[Records from a collection of figures]
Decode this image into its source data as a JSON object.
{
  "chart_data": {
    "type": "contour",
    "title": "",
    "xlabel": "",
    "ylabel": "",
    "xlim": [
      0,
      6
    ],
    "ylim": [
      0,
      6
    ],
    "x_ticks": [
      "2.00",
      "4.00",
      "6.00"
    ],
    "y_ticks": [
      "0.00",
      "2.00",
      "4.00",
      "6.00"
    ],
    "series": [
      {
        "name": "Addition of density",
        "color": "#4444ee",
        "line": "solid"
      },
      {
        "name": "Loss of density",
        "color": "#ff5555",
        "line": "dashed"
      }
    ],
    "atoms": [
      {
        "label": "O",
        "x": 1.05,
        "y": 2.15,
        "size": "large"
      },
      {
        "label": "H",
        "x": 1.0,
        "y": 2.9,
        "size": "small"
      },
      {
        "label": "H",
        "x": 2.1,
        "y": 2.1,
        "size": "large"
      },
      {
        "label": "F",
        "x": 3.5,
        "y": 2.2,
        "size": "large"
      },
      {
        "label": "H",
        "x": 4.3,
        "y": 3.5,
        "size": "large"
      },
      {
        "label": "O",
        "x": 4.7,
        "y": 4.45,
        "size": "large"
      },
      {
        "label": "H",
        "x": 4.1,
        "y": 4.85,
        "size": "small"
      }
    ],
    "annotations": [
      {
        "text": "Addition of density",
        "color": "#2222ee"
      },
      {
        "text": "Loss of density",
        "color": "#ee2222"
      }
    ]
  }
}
...
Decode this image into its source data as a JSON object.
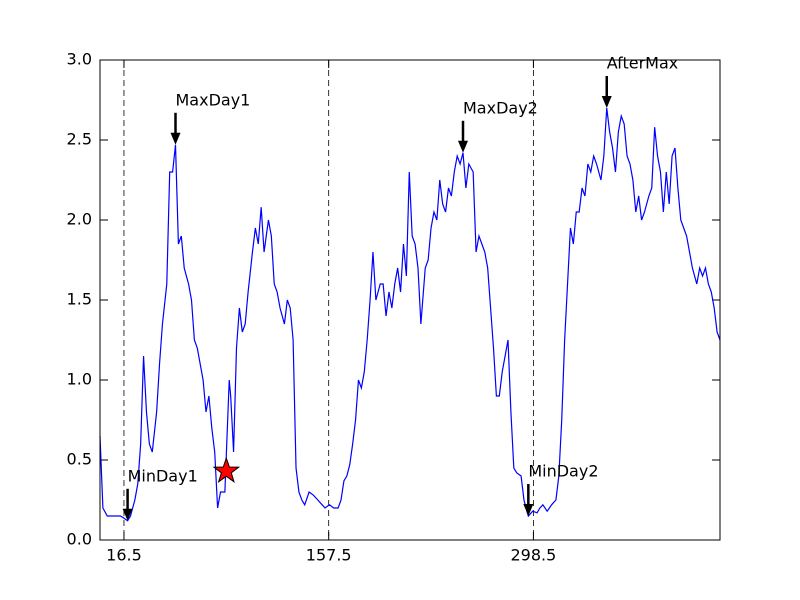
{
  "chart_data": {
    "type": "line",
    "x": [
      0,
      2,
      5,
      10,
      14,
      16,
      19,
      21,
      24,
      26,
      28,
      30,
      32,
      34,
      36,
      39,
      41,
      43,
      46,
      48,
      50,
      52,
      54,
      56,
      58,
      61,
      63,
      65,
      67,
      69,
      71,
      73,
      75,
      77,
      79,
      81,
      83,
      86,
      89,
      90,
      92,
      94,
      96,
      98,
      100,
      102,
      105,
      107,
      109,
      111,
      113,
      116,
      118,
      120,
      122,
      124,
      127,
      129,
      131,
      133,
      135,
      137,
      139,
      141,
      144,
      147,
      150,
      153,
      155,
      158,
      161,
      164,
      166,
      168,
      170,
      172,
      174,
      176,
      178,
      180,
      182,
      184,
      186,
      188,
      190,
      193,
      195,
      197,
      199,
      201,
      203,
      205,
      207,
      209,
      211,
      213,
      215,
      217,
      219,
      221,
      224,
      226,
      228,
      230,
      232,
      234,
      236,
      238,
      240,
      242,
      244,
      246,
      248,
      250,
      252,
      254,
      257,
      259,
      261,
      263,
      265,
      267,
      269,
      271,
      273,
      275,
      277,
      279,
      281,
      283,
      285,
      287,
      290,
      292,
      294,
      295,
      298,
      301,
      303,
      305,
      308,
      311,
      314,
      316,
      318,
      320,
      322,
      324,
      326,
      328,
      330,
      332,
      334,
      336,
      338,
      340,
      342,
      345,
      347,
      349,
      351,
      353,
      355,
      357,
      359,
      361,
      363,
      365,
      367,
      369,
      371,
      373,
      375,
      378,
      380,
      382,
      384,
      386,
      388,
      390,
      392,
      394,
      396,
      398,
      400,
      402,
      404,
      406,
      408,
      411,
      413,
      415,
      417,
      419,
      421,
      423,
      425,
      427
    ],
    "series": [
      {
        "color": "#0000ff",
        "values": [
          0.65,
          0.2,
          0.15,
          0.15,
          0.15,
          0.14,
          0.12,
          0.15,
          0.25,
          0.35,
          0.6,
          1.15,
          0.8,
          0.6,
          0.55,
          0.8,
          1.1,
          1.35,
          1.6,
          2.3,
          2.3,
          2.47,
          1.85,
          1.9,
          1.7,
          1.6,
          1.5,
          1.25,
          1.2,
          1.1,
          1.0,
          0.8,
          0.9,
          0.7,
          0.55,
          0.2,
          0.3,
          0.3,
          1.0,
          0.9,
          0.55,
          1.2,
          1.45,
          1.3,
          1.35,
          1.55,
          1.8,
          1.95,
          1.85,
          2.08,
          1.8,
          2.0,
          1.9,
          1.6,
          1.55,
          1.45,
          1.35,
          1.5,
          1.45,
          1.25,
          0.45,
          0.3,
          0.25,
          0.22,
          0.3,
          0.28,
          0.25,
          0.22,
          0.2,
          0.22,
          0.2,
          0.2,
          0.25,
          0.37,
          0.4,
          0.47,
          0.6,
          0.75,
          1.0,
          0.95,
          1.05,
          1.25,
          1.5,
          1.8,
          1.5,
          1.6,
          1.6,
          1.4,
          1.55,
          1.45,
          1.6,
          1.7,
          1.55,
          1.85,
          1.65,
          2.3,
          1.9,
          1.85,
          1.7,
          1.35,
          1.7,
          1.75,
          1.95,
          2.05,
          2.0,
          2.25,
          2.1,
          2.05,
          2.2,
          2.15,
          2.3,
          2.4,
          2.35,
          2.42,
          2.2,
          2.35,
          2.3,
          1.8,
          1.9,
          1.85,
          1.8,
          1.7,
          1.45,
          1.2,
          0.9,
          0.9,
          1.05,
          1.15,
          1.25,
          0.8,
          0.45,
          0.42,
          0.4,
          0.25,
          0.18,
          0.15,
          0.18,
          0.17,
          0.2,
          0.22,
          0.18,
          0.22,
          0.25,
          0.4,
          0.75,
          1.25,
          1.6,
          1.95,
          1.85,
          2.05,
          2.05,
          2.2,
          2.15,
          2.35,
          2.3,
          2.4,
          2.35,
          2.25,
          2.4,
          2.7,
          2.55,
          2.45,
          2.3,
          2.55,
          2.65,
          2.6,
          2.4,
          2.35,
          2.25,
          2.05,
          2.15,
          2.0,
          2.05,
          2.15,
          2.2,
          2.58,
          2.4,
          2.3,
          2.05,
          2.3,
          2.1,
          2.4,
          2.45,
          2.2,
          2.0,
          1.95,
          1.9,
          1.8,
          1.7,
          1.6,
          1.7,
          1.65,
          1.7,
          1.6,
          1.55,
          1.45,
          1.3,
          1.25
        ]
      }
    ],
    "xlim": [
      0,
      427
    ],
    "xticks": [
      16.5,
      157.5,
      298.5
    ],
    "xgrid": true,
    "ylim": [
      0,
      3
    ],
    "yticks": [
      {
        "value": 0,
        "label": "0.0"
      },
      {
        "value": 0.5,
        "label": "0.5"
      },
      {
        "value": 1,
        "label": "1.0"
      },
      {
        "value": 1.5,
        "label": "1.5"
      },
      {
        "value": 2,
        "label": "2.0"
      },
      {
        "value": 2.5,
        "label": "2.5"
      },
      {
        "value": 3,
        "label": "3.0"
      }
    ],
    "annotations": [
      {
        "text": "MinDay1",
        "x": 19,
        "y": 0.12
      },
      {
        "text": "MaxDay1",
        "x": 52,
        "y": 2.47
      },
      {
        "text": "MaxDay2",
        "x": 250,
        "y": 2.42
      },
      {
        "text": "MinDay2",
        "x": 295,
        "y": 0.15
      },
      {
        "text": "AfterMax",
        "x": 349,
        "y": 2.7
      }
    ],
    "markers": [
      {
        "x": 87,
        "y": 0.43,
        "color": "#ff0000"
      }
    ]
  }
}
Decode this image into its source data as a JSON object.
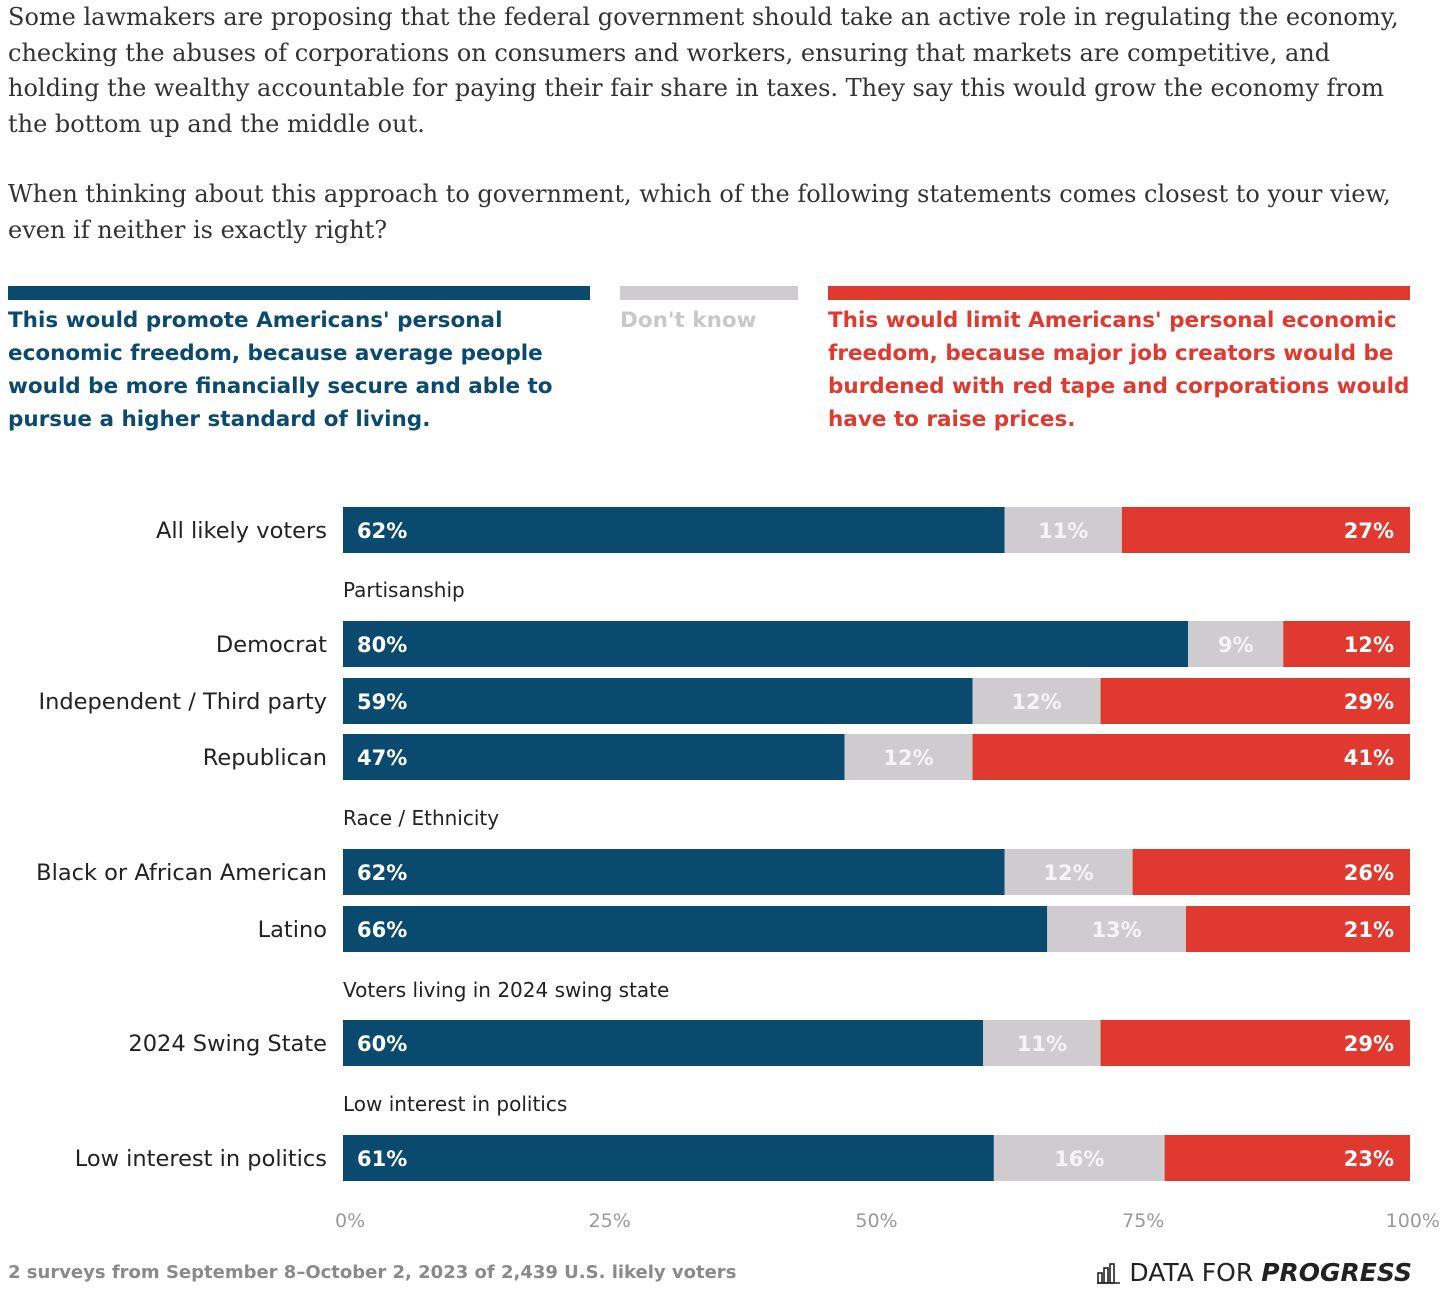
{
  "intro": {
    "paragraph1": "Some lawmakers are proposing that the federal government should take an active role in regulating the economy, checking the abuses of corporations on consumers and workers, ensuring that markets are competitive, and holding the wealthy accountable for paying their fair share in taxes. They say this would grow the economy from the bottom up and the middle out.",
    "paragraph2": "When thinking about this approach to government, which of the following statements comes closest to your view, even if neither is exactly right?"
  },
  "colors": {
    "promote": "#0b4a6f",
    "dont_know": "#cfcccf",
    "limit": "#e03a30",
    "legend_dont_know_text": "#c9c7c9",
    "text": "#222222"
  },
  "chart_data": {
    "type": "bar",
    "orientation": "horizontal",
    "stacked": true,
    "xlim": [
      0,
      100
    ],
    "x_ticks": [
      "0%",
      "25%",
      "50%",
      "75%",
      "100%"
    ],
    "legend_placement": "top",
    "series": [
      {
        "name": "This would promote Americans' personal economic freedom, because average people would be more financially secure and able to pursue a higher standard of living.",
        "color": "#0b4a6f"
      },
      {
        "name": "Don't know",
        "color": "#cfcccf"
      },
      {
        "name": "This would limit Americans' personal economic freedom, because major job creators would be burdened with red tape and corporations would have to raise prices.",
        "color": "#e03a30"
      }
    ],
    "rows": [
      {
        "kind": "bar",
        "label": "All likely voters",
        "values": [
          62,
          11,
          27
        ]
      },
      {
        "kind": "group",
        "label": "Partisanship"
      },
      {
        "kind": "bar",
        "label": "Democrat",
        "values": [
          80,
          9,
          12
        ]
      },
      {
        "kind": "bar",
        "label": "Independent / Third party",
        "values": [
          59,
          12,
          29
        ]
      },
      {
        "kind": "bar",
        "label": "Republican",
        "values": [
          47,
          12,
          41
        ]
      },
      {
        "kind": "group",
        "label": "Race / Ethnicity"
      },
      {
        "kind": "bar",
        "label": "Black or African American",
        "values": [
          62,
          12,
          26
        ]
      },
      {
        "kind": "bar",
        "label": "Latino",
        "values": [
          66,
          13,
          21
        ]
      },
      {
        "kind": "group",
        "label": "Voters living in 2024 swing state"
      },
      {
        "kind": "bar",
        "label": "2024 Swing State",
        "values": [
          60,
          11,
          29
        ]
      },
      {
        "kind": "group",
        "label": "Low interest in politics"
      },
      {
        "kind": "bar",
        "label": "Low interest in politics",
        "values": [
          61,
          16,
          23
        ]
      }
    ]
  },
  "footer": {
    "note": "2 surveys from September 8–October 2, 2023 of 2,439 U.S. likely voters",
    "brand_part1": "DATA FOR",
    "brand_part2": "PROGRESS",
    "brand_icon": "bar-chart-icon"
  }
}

• Your goal
Write out every line of the preceding listing that contains "Loss".

• The response
        "name": "Loss of density",
        "text": "Loss of density",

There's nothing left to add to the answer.